__WHAT NEEDS TO BE DONE__
For this exercise, repeat all of the material verbatim apart from its images.

__STORED RECORDS__
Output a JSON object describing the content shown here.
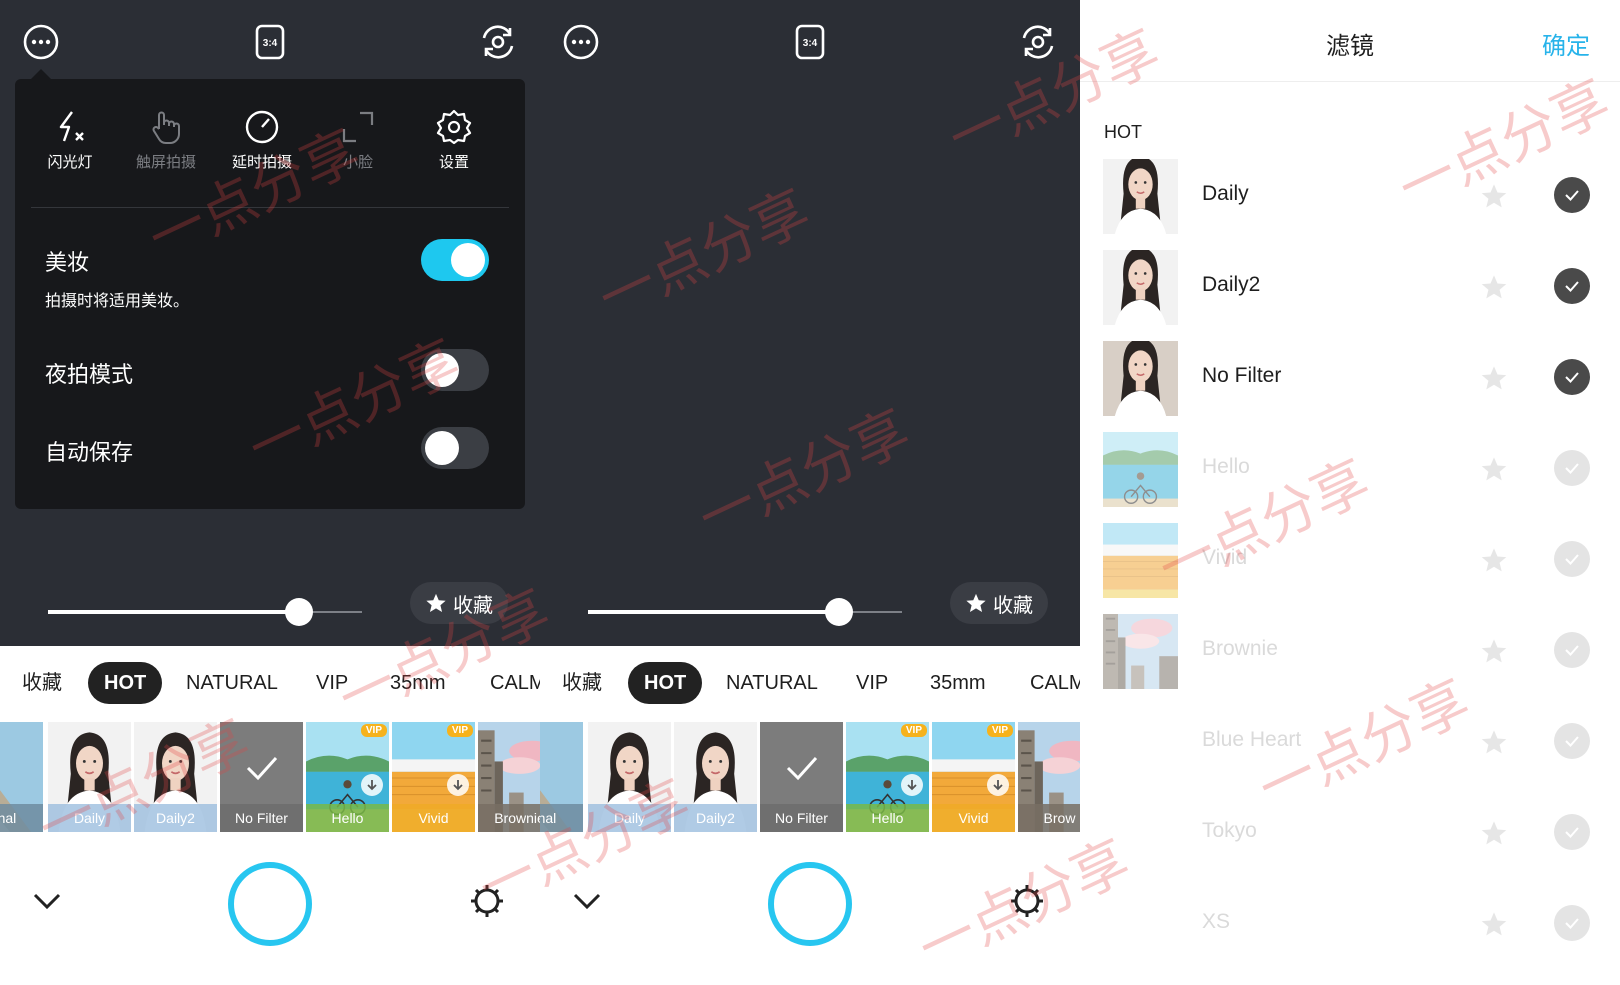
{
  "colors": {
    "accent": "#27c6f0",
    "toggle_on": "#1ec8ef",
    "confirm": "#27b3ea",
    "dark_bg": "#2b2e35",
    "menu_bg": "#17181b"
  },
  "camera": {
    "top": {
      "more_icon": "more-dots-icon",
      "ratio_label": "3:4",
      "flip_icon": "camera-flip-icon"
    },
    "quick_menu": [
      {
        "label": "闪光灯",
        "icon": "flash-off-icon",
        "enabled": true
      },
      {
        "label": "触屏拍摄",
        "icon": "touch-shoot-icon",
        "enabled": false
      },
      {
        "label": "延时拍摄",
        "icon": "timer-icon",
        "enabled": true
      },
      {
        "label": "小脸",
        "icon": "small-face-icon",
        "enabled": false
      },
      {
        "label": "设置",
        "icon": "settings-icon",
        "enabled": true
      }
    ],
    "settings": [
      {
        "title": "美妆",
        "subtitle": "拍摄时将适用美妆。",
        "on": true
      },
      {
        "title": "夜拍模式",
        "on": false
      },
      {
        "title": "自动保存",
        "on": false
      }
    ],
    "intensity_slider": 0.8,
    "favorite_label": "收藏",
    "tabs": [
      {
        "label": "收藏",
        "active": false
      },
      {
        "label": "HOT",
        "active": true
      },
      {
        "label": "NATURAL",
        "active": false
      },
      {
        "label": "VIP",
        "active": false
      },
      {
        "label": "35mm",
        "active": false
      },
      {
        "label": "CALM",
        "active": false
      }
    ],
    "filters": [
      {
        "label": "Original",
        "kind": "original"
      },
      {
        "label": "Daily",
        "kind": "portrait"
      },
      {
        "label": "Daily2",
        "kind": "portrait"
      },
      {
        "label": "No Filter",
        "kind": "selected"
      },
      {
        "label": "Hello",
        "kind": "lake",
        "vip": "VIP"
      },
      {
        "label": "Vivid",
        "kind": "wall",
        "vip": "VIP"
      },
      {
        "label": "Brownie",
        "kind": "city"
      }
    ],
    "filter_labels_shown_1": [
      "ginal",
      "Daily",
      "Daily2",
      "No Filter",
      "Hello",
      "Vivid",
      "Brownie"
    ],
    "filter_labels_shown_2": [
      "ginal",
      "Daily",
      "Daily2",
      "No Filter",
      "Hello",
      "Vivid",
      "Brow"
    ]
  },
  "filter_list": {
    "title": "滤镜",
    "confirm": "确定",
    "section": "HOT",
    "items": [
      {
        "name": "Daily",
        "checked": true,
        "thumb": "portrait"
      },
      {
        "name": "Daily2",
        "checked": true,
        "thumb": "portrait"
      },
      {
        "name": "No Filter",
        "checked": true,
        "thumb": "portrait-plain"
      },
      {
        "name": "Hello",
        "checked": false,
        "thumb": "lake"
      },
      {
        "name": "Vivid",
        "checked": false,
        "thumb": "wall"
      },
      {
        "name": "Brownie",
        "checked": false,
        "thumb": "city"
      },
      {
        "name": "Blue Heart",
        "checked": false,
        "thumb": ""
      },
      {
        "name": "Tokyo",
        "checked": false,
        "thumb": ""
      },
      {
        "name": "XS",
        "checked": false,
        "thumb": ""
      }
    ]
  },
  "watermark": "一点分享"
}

__RESULT OF THIS TASK__
Output a JSON object describing the content shown here.
{
  "colors": {
    "accent": "#27c6f0",
    "toggle_on": "#1ec8ef",
    "confirm": "#27b3ea",
    "dark_bg": "#2b2e35",
    "menu_bg": "#17181b"
  },
  "camera": {
    "top": {
      "more_icon": "more-dots-icon",
      "ratio_label": "3:4",
      "flip_icon": "camera-flip-icon"
    },
    "quick_menu": [
      {
        "label": "闪光灯",
        "icon": "flash-off-icon",
        "enabled": true
      },
      {
        "label": "触屏拍摄",
        "icon": "touch-shoot-icon",
        "enabled": false
      },
      {
        "label": "延时拍摄",
        "icon": "timer-icon",
        "enabled": true
      },
      {
        "label": "小脸",
        "icon": "small-face-icon",
        "enabled": false
      },
      {
        "label": "设置",
        "icon": "settings-icon",
        "enabled": true
      }
    ],
    "settings": [
      {
        "title": "美妆",
        "subtitle": "拍摄时将适用美妆。",
        "on": true
      },
      {
        "title": "夜拍模式",
        "on": false
      },
      {
        "title": "自动保存",
        "on": false
      }
    ],
    "intensity_slider": 0.8,
    "favorite_label": "收藏",
    "tabs": [
      {
        "label": "收藏",
        "active": false
      },
      {
        "label": "HOT",
        "active": true
      },
      {
        "label": "NATURAL",
        "active": false
      },
      {
        "label": "VIP",
        "active": false
      },
      {
        "label": "35mm",
        "active": false
      },
      {
        "label": "CALM",
        "active": false
      }
    ],
    "filters": [
      {
        "label": "Original",
        "kind": "original"
      },
      {
        "label": "Daily",
        "kind": "portrait"
      },
      {
        "label": "Daily2",
        "kind": "portrait"
      },
      {
        "label": "No Filter",
        "kind": "selected"
      },
      {
        "label": "Hello",
        "kind": "lake",
        "vip": "VIP"
      },
      {
        "label": "Vivid",
        "kind": "wall",
        "vip": "VIP"
      },
      {
        "label": "Brownie",
        "kind": "city"
      }
    ],
    "filter_labels_shown_1": [
      "ginal",
      "Daily",
      "Daily2",
      "No Filter",
      "Hello",
      "Vivid",
      "Brownie"
    ],
    "filter_labels_shown_2": [
      "ginal",
      "Daily",
      "Daily2",
      "No Filter",
      "Hello",
      "Vivid",
      "Brow"
    ]
  },
  "filter_list": {
    "title": "滤镜",
    "confirm": "确定",
    "section": "HOT",
    "items": [
      {
        "name": "Daily",
        "checked": true,
        "thumb": "portrait"
      },
      {
        "name": "Daily2",
        "checked": true,
        "thumb": "portrait"
      },
      {
        "name": "No Filter",
        "checked": true,
        "thumb": "portrait-plain"
      },
      {
        "name": "Hello",
        "checked": false,
        "thumb": "lake"
      },
      {
        "name": "Vivid",
        "checked": false,
        "thumb": "wall"
      },
      {
        "name": "Brownie",
        "checked": false,
        "thumb": "city"
      },
      {
        "name": "Blue Heart",
        "checked": false,
        "thumb": ""
      },
      {
        "name": "Tokyo",
        "checked": false,
        "thumb": ""
      },
      {
        "name": "XS",
        "checked": false,
        "thumb": ""
      }
    ]
  },
  "watermark": "一点分享"
}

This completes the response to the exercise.